=== EXERCISE DETAILS ===
Reproduce the listing word for word, leaving every picture behind.

=== INPUT DATA ===

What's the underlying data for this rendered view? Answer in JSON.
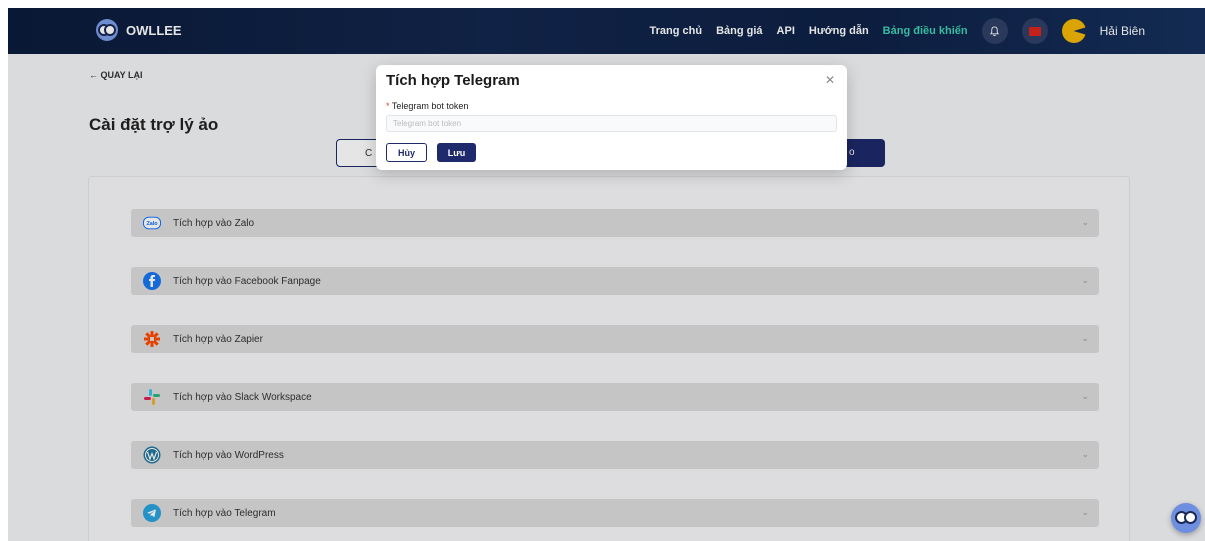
{
  "header": {
    "brand": "OWLLEE",
    "nav": [
      "Trang chủ",
      "Bảng giá",
      "API",
      "Hướng dẫn",
      "Bảng điều khiển"
    ],
    "user_name": "Hải Biên"
  },
  "page": {
    "back_label": "← QUAY LẠI",
    "title": "Cài đặt trợ lý ảo",
    "tab_left_label": "C",
    "tab_right_label": "o"
  },
  "integrations": [
    {
      "label": "Tích hợp vào Zalo",
      "icon": "zalo-icon"
    },
    {
      "label": "Tích hợp vào Facebook Fanpage",
      "icon": "facebook-icon"
    },
    {
      "label": "Tích hợp vào Zapier",
      "icon": "zapier-icon"
    },
    {
      "label": "Tích hợp vào Slack Workspace",
      "icon": "slack-icon"
    },
    {
      "label": "Tích hợp vào WordPress",
      "icon": "wordpress-icon"
    },
    {
      "label": "Tích hợp vào Telegram",
      "icon": "telegram-icon"
    }
  ],
  "modal": {
    "title": "Tích hợp Telegram",
    "field_label": "Telegram bot token",
    "field_placeholder": "Telegram bot token",
    "field_value": "",
    "cancel_label": "Hủy",
    "save_label": "Lưu"
  },
  "zalo_mark": "Zalo",
  "colors": {
    "primary": "#1e2a6b",
    "active_nav": "#3fd0b0",
    "facebook": "#1877f2",
    "zapier": "#ff4a00",
    "wordpress": "#21759b",
    "telegram": "#2aa3de"
  }
}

=== RESPONSE ===
What's the underlying data for this rendered view? Answer in JSON.
{
  "header": {
    "brand": "OWLLEE",
    "nav": [
      "Trang chủ",
      "Bảng giá",
      "API",
      "Hướng dẫn",
      "Bảng điều khiển"
    ],
    "user_name": "Hải Biên"
  },
  "page": {
    "back_label": "← QUAY LẠI",
    "title": "Cài đặt trợ lý ảo",
    "tab_left_label": "C",
    "tab_right_label": "o"
  },
  "integrations": [
    {
      "label": "Tích hợp vào Zalo",
      "icon": "zalo-icon"
    },
    {
      "label": "Tích hợp vào Facebook Fanpage",
      "icon": "facebook-icon"
    },
    {
      "label": "Tích hợp vào Zapier",
      "icon": "zapier-icon"
    },
    {
      "label": "Tích hợp vào Slack Workspace",
      "icon": "slack-icon"
    },
    {
      "label": "Tích hợp vào WordPress",
      "icon": "wordpress-icon"
    },
    {
      "label": "Tích hợp vào Telegram",
      "icon": "telegram-icon"
    }
  ],
  "modal": {
    "title": "Tích hợp Telegram",
    "field_label": "Telegram bot token",
    "field_placeholder": "Telegram bot token",
    "field_value": "",
    "cancel_label": "Hủy",
    "save_label": "Lưu"
  },
  "zalo_mark": "Zalo",
  "colors": {
    "primary": "#1e2a6b",
    "active_nav": "#3fd0b0",
    "facebook": "#1877f2",
    "zapier": "#ff4a00",
    "wordpress": "#21759b",
    "telegram": "#2aa3de"
  }
}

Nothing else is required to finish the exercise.